— Exercise objective —
Reproduce the entries in full, with no changes.

[Figure contents as structured data]

— Start —

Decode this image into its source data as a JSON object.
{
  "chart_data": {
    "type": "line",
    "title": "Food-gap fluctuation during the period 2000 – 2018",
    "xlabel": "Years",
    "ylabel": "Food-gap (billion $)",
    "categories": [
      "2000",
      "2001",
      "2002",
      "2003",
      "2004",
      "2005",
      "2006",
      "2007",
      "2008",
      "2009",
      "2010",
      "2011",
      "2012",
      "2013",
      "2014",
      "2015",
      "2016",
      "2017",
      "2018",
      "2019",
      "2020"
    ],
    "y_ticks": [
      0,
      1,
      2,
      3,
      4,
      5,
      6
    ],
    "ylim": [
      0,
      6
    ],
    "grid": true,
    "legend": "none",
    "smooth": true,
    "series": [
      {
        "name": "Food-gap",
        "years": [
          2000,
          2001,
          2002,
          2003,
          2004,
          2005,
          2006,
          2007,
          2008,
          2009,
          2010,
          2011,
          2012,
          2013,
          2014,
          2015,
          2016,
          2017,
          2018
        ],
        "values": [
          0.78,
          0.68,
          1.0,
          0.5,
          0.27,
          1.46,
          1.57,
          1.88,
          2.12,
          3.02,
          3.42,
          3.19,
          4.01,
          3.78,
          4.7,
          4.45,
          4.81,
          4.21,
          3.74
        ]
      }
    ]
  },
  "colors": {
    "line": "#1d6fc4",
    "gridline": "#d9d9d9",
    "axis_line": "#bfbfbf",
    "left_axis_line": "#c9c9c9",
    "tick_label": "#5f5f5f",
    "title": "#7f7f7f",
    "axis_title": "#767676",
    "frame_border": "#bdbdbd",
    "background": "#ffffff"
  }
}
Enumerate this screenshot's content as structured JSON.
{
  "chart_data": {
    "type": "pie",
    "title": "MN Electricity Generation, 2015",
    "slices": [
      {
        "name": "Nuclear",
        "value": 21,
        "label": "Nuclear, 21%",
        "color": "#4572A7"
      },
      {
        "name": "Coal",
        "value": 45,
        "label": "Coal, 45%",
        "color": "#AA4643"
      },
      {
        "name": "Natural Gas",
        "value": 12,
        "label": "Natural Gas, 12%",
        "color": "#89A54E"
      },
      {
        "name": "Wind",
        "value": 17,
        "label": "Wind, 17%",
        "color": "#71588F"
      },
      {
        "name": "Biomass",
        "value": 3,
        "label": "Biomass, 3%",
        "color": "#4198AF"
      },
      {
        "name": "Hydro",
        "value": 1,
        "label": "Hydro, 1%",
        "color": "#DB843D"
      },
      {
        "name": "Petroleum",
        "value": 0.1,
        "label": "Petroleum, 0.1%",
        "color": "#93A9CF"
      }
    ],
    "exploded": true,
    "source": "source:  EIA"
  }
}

— End —

— Answer —
Decode this image into its source data as a JSON object.
{
  "chart_data": {
    "type": "line",
    "title": "Food-gap fluctuation during the period 2000 – 2018",
    "xlabel": "Years",
    "ylabel": "Food-gap (billion $)",
    "categories": [
      "2000",
      "2001",
      "2002",
      "2003",
      "2004",
      "2005",
      "2006",
      "2007",
      "2008",
      "2009",
      "2010",
      "2011",
      "2012",
      "2013",
      "2014",
      "2015",
      "2016",
      "2017",
      "2018",
      "2019",
      "2020"
    ],
    "y_ticks": [
      0,
      1,
      2,
      3,
      4,
      5,
      6
    ],
    "ylim": [
      0,
      6
    ],
    "grid": true,
    "legend": "none",
    "smooth": true,
    "series": [
      {
        "name": "Food-gap",
        "years": [
          2000,
          2001,
          2002,
          2003,
          2004,
          2005,
          2006,
          2007,
          2008,
          2009,
          2010,
          2011,
          2012,
          2013,
          2014,
          2015,
          2016,
          2017,
          2018
        ],
        "values": [
          0.78,
          0.68,
          1.0,
          0.5,
          0.27,
          1.46,
          1.57,
          1.88,
          2.12,
          3.02,
          3.42,
          3.19,
          4.01,
          3.78,
          4.7,
          4.45,
          4.81,
          4.21,
          3.74
        ]
      }
    ]
  },
  "colors": {
    "line": "#1d6fc4",
    "gridline": "#d9d9d9",
    "axis_line": "#bfbfbf",
    "left_axis_line": "#c9c9c9",
    "tick_label": "#5f5f5f",
    "title": "#7f7f7f",
    "axis_title": "#767676",
    "frame_border": "#bdbdbd",
    "background": "#ffffff"
  }
}
Enumerate this screenshot's content as structured JSON.
{
  "chart_data": {
    "type": "pie",
    "title": "MN Electricity Generation, 2015",
    "slices": [
      {
        "name": "Nuclear",
        "value": 21,
        "label": "Nuclear, 21%",
        "color": "#4572A7"
      },
      {
        "name": "Coal",
        "value": 45,
        "label": "Coal, 45%",
        "color": "#AA4643"
      },
      {
        "name": "Natural Gas",
        "value": 12,
        "label": "Natural Gas, 12%",
        "color": "#89A54E"
      },
      {
        "name": "Wind",
        "value": 17,
        "label": "Wind, 17%",
        "color": "#71588F"
      },
      {
        "name": "Biomass",
        "value": 3,
        "label": "Biomass, 3%",
        "color": "#4198AF"
      },
      {
        "name": "Hydro",
        "value": 1,
        "label": "Hydro, 1%",
        "color": "#DB843D"
      },
      {
        "name": "Petroleum",
        "value": 0.1,
        "label": "Petroleum, 0.1%",
        "color": "#93A9CF"
      }
    ],
    "exploded": true,
    "source": "source:  EIA"
  }
}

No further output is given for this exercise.